▶ [WHAT YOU ARE ASKED TO DO]: Return every one of the following items unchanged, line for line.

▶ [STORED RECORDS]:
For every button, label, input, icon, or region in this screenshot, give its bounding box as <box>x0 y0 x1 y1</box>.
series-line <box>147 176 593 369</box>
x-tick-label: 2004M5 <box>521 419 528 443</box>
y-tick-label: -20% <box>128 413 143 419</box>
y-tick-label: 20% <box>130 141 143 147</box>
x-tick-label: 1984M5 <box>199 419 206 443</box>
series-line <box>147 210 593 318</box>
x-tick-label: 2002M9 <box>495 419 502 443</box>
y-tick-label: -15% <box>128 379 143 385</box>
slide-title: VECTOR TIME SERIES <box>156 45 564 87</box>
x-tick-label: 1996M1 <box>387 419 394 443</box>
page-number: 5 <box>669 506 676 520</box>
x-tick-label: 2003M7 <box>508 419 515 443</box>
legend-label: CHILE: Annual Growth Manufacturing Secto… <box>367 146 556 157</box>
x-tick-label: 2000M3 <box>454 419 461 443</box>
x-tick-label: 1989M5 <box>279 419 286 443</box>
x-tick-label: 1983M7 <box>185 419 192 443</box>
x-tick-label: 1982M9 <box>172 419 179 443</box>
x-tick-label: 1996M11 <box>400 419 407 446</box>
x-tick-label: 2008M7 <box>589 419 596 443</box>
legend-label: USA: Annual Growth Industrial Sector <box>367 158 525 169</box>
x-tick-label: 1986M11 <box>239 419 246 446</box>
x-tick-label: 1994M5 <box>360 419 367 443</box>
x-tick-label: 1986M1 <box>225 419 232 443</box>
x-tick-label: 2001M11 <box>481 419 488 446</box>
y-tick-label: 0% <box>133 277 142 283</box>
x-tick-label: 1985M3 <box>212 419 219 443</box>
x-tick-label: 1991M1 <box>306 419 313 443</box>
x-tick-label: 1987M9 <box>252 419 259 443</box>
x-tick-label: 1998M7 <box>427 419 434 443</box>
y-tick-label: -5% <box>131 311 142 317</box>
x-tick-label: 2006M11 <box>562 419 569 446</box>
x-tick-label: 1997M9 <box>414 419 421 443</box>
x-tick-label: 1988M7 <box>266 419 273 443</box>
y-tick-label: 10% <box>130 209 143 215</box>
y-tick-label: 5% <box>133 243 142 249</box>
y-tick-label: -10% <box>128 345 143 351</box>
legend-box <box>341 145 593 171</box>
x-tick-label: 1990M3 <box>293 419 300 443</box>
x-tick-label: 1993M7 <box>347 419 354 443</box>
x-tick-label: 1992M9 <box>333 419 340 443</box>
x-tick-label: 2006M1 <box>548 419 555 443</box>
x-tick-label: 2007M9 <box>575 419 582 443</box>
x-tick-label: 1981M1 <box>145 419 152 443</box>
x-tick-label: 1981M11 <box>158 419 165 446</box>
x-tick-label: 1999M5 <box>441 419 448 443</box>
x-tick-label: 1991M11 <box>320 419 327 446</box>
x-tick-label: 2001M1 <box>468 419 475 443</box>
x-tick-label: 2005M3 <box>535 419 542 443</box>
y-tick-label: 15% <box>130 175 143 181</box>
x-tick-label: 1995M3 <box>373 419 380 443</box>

▶ [RESULT OF THE EXERCISE]:
For every button, label, input, icon, or region in this screenshot, give its bounding box as <box>x0 y0 x1 y1</box>.
series-line <box>147 176 593 369</box>
x-tick-label: 2004M5 <box>521 419 528 443</box>
y-tick-label: -20% <box>128 413 143 419</box>
y-tick-label: 20% <box>130 141 143 147</box>
x-tick-label: 1984M5 <box>199 419 206 443</box>
series-line <box>147 210 593 318</box>
x-tick-label: 2002M9 <box>495 419 502 443</box>
y-tick-label: -15% <box>128 379 143 385</box>
slide-title: VECTOR TIME SERIES <box>156 45 564 87</box>
x-tick-label: 1996M1 <box>387 419 394 443</box>
page-number: 5 <box>669 506 676 520</box>
x-tick-label: 2003M7 <box>508 419 515 443</box>
legend-label: CHILE: Annual Growth Manufacturing Secto… <box>367 146 556 157</box>
x-tick-label: 2000M3 <box>454 419 461 443</box>
x-tick-label: 1989M5 <box>279 419 286 443</box>
x-tick-label: 1983M7 <box>185 419 192 443</box>
x-tick-label: 1982M9 <box>172 419 179 443</box>
x-tick-label: 1996M11 <box>400 419 407 446</box>
x-tick-label: 2008M7 <box>589 419 596 443</box>
legend-label: USA: Annual Growth Industrial Sector <box>367 158 525 169</box>
x-tick-label: 1986M11 <box>239 419 246 446</box>
x-tick-label: 1994M5 <box>360 419 367 443</box>
x-tick-label: 1986M1 <box>225 419 232 443</box>
x-tick-label: 2001M11 <box>481 419 488 446</box>
y-tick-label: 0% <box>133 277 142 283</box>
x-tick-label: 1985M3 <box>212 419 219 443</box>
x-tick-label: 1991M1 <box>306 419 313 443</box>
x-tick-label: 1987M9 <box>252 419 259 443</box>
x-tick-label: 1998M7 <box>427 419 434 443</box>
y-tick-label: -5% <box>131 311 142 317</box>
x-tick-label: 2006M11 <box>562 419 569 446</box>
x-tick-label: 1997M9 <box>414 419 421 443</box>
x-tick-label: 1988M7 <box>266 419 273 443</box>
y-tick-label: 10% <box>130 209 143 215</box>
y-tick-label: 5% <box>133 243 142 249</box>
y-tick-label: -10% <box>128 345 143 351</box>
legend-box <box>341 145 593 171</box>
x-tick-label: 1990M3 <box>293 419 300 443</box>
x-tick-label: 1993M7 <box>347 419 354 443</box>
x-tick-label: 1992M9 <box>333 419 340 443</box>
x-tick-label: 2006M1 <box>548 419 555 443</box>
x-tick-label: 2007M9 <box>575 419 582 443</box>
x-tick-label: 1981M1 <box>145 419 152 443</box>
x-tick-label: 1981M11 <box>158 419 165 446</box>
x-tick-label: 1999M5 <box>441 419 448 443</box>
x-tick-label: 1991M11 <box>320 419 327 446</box>
x-tick-label: 2001M1 <box>468 419 475 443</box>
x-tick-label: 2005M3 <box>535 419 542 443</box>
y-tick-label: 15% <box>130 175 143 181</box>
x-tick-label: 1995M3 <box>373 419 380 443</box>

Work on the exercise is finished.